Task objective →
Copy out everything from the start of the lines down to the line containing "data-point xyxy=(956,653,966,663)", both ends included, with no changes.

[Lists of items in boxed layouts]
☆ ☆ ☆
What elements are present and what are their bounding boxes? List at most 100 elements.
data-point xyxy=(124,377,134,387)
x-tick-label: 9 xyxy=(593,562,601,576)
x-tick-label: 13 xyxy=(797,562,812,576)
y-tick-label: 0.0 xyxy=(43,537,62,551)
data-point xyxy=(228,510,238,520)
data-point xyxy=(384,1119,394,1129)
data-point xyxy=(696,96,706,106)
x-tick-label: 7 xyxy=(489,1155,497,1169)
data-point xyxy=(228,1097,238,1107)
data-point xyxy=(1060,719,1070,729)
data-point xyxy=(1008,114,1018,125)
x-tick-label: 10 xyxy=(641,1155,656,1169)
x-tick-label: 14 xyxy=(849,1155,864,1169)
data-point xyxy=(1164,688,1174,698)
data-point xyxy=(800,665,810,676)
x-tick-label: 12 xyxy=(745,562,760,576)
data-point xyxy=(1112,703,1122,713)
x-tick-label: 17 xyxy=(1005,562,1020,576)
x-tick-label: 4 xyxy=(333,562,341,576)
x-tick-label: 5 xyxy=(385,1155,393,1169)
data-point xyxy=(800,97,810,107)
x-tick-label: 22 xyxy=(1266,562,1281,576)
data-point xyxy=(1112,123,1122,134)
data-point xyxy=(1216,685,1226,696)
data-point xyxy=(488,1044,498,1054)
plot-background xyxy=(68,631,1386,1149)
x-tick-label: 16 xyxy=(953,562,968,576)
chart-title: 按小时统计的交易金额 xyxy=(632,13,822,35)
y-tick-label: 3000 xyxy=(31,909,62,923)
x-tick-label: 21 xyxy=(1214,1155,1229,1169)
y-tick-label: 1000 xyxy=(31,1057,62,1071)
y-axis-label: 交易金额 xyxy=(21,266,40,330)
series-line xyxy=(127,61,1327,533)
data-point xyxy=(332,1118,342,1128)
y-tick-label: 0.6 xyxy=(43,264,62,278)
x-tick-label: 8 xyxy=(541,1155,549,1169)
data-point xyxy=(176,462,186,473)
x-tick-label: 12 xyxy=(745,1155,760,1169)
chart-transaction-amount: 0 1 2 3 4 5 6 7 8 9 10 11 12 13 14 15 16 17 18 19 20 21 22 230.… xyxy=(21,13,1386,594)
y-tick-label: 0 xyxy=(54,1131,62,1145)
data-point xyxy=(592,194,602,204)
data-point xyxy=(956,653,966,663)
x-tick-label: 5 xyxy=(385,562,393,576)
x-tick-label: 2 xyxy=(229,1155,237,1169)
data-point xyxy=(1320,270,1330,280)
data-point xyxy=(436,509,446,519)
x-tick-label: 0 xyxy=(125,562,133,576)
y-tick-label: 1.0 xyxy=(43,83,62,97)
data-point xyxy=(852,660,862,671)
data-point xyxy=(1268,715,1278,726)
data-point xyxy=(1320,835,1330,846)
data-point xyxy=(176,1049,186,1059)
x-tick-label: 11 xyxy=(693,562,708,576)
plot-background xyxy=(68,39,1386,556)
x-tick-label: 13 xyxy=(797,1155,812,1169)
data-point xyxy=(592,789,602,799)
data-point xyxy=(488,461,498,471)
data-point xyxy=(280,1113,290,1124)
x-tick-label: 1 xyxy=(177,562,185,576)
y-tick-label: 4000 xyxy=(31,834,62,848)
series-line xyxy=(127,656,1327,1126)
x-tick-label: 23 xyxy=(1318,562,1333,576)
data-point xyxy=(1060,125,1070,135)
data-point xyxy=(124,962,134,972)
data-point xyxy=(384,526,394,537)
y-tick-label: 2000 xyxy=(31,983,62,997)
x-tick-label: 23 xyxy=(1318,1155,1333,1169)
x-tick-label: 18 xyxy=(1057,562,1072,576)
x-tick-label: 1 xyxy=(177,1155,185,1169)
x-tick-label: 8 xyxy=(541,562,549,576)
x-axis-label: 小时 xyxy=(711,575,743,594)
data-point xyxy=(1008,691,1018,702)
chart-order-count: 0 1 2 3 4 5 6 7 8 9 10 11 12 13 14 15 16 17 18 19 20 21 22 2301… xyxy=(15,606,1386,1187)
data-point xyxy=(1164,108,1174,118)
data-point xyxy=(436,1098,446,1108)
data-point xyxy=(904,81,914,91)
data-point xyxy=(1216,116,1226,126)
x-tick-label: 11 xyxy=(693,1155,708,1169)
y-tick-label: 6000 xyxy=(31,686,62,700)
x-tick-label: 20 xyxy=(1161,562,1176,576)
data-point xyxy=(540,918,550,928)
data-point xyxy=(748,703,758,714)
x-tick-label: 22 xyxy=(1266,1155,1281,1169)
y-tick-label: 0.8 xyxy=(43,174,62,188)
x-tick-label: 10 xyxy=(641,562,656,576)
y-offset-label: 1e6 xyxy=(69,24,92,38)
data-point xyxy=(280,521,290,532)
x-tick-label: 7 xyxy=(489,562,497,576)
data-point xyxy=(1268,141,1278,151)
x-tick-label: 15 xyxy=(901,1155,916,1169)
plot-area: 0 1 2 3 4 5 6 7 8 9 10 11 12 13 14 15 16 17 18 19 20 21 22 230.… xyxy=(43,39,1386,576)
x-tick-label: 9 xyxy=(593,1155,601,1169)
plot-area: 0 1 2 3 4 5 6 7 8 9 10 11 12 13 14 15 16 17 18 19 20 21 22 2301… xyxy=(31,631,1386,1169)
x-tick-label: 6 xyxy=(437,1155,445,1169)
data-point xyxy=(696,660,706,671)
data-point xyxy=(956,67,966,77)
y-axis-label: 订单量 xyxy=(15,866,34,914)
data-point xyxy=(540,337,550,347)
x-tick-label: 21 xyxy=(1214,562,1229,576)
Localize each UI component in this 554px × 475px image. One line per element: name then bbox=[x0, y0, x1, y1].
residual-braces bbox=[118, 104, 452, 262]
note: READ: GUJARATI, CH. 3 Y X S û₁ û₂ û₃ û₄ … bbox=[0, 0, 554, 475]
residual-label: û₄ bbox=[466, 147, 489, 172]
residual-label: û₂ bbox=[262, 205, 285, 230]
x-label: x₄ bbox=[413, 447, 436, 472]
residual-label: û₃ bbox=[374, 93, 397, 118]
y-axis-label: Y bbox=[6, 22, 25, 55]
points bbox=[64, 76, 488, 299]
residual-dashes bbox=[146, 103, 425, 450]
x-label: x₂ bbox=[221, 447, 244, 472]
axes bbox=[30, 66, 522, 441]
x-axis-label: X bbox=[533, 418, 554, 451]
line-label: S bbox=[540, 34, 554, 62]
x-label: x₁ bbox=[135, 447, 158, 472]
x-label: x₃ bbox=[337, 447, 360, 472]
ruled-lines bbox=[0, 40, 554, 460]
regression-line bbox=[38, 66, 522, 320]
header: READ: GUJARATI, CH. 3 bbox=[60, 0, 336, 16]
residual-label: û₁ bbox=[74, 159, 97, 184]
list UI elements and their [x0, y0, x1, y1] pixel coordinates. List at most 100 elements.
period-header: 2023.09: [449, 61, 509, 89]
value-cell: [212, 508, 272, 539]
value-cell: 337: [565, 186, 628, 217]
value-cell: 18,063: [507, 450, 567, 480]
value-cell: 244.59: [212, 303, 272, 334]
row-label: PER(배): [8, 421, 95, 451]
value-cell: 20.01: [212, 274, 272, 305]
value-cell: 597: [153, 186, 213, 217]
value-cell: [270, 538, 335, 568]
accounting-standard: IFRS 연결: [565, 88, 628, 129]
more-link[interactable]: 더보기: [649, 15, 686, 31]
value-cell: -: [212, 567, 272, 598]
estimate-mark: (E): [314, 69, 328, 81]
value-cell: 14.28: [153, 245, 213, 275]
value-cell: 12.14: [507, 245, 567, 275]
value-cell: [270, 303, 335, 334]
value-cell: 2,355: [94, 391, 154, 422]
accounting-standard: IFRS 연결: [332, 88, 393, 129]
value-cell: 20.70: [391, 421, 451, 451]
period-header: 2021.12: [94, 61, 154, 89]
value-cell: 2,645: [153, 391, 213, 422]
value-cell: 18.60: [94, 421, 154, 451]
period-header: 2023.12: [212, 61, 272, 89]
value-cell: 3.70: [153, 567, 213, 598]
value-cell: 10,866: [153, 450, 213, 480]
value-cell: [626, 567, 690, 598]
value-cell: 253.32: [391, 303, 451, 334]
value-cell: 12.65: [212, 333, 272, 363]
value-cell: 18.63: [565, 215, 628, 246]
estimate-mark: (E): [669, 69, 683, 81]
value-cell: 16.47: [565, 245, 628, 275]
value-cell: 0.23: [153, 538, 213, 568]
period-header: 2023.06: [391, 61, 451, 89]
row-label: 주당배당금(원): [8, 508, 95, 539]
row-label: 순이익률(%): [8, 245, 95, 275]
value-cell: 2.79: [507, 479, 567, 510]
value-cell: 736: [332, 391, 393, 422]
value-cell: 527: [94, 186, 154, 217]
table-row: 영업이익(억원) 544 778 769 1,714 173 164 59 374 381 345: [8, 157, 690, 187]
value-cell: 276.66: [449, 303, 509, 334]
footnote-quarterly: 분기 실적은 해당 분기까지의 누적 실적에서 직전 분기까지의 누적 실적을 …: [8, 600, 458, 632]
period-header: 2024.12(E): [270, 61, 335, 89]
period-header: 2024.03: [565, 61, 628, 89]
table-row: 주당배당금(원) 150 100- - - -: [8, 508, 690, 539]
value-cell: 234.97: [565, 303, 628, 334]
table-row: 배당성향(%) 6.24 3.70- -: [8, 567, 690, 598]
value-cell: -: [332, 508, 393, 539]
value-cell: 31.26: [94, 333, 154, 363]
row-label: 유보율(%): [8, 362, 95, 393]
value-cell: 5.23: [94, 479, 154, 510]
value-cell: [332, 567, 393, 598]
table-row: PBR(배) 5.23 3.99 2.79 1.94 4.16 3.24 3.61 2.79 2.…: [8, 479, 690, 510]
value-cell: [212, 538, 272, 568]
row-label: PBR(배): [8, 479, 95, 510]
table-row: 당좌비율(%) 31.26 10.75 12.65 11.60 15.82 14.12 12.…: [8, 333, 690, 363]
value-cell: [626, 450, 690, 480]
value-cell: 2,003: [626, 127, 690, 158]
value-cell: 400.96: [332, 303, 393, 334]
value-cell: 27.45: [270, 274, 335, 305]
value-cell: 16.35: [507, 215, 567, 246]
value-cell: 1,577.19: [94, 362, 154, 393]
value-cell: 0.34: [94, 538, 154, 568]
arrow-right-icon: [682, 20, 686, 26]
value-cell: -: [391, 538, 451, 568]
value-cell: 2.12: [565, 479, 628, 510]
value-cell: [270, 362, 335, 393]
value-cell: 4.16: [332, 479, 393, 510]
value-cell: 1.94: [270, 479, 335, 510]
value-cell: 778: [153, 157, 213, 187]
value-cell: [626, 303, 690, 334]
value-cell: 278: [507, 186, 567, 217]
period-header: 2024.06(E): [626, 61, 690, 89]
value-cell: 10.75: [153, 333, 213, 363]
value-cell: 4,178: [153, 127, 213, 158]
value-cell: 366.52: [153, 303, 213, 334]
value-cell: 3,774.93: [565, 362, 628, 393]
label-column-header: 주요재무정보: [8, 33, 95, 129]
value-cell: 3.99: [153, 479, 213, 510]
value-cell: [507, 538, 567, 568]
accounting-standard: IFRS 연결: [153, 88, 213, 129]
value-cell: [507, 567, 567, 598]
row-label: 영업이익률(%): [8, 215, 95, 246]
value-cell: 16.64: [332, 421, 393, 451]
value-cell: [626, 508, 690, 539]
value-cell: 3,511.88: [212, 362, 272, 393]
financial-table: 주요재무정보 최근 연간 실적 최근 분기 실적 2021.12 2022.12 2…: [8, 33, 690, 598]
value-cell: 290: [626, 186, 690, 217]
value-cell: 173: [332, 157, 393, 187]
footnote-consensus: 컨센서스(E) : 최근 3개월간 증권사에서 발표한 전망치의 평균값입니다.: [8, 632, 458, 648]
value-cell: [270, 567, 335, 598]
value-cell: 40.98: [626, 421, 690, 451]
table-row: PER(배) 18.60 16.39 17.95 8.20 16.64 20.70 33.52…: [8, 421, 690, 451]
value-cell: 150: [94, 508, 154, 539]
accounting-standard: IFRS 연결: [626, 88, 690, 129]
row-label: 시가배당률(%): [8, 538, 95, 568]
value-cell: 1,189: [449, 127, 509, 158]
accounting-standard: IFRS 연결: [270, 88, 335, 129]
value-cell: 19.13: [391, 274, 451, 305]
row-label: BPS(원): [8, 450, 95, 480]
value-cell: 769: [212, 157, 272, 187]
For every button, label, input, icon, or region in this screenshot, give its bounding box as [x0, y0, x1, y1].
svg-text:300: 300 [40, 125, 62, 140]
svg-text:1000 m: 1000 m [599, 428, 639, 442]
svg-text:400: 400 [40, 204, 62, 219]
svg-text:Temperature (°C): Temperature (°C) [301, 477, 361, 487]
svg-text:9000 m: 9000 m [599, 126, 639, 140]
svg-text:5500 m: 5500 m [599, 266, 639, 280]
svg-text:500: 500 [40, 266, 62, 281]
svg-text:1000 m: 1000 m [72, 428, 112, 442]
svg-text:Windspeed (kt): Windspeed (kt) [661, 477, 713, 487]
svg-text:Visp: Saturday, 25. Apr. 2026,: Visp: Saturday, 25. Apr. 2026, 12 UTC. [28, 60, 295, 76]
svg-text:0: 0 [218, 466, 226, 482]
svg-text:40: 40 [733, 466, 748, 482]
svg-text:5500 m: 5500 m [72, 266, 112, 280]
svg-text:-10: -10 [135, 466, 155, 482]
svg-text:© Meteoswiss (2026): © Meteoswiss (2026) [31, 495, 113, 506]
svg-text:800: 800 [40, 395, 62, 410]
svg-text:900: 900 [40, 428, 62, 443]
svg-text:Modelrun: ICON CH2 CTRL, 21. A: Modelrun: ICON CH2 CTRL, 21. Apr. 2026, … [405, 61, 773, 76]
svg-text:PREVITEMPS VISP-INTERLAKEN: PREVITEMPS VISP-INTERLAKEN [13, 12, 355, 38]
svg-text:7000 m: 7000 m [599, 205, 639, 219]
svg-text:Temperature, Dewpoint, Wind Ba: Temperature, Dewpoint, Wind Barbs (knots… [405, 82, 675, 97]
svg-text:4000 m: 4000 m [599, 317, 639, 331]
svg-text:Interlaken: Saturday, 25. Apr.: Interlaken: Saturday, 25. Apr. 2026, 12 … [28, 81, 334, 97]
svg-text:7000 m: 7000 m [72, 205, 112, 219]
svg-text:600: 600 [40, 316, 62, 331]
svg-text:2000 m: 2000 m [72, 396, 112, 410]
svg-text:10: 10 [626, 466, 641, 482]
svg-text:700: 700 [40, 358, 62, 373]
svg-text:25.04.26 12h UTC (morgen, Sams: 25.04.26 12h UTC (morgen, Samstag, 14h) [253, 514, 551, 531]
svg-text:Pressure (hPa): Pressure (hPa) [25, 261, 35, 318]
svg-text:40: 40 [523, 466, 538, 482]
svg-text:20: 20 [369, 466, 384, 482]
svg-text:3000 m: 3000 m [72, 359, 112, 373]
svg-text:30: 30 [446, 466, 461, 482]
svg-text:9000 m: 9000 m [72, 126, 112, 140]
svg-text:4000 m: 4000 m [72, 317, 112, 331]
☆ ☆ ☆
Task output →
What elements are present and what are their bounding boxes? List at most 100 elements.
data-point xyxy=(124,377,134,387)
x-tick-label: 9 xyxy=(593,562,601,576)
x-tick-label: 13 xyxy=(797,562,812,576)
y-tick-label: 0.0 xyxy=(43,537,62,551)
data-point xyxy=(228,510,238,520)
data-point xyxy=(384,1119,394,1129)
data-point xyxy=(696,96,706,106)
x-tick-label: 7 xyxy=(489,1155,497,1169)
data-point xyxy=(228,1097,238,1107)
data-point xyxy=(1060,719,1070,729)
data-point xyxy=(1008,114,1018,125)
x-tick-label: 10 xyxy=(641,1155,656,1169)
x-tick-label: 14 xyxy=(849,1155,864,1169)
data-point xyxy=(1164,688,1174,698)
data-point xyxy=(800,665,810,676)
x-tick-label: 12 xyxy=(745,562,760,576)
data-point xyxy=(1112,703,1122,713)
x-tick-label: 17 xyxy=(1005,562,1020,576)
x-tick-label: 4 xyxy=(333,562,341,576)
x-tick-label: 5 xyxy=(385,1155,393,1169)
data-point xyxy=(800,97,810,107)
x-tick-label: 22 xyxy=(1266,562,1281,576)
data-point xyxy=(1112,123,1122,134)
data-point xyxy=(1216,685,1226,696)
data-point xyxy=(488,1044,498,1054)
plot-background xyxy=(68,631,1386,1149)
x-tick-label: 16 xyxy=(953,562,968,576)
chart-title: 按小时统计的交易金额 xyxy=(632,13,822,35)
y-tick-label: 3000 xyxy=(31,909,62,923)
x-tick-label: 21 xyxy=(1214,1155,1229,1169)
y-tick-label: 1000 xyxy=(31,1057,62,1071)
y-axis-label: 交易金额 xyxy=(21,266,40,330)
series-line xyxy=(127,61,1327,533)
data-point xyxy=(332,1118,342,1128)
y-tick-label: 0.6 xyxy=(43,264,62,278)
x-tick-label: 8 xyxy=(541,1155,549,1169)
data-point xyxy=(176,462,186,473)
x-tick-label: 12 xyxy=(745,1155,760,1169)
chart-transaction-amount: 0 1 2 3 4 5 6 7 8 9 10 11 12 13 14 15 16 17 18 19 20 21 22 230.… xyxy=(21,13,1386,594)
y-tick-label: 0 xyxy=(54,1131,62,1145)
data-point xyxy=(592,194,602,204)
data-point xyxy=(956,653,966,663)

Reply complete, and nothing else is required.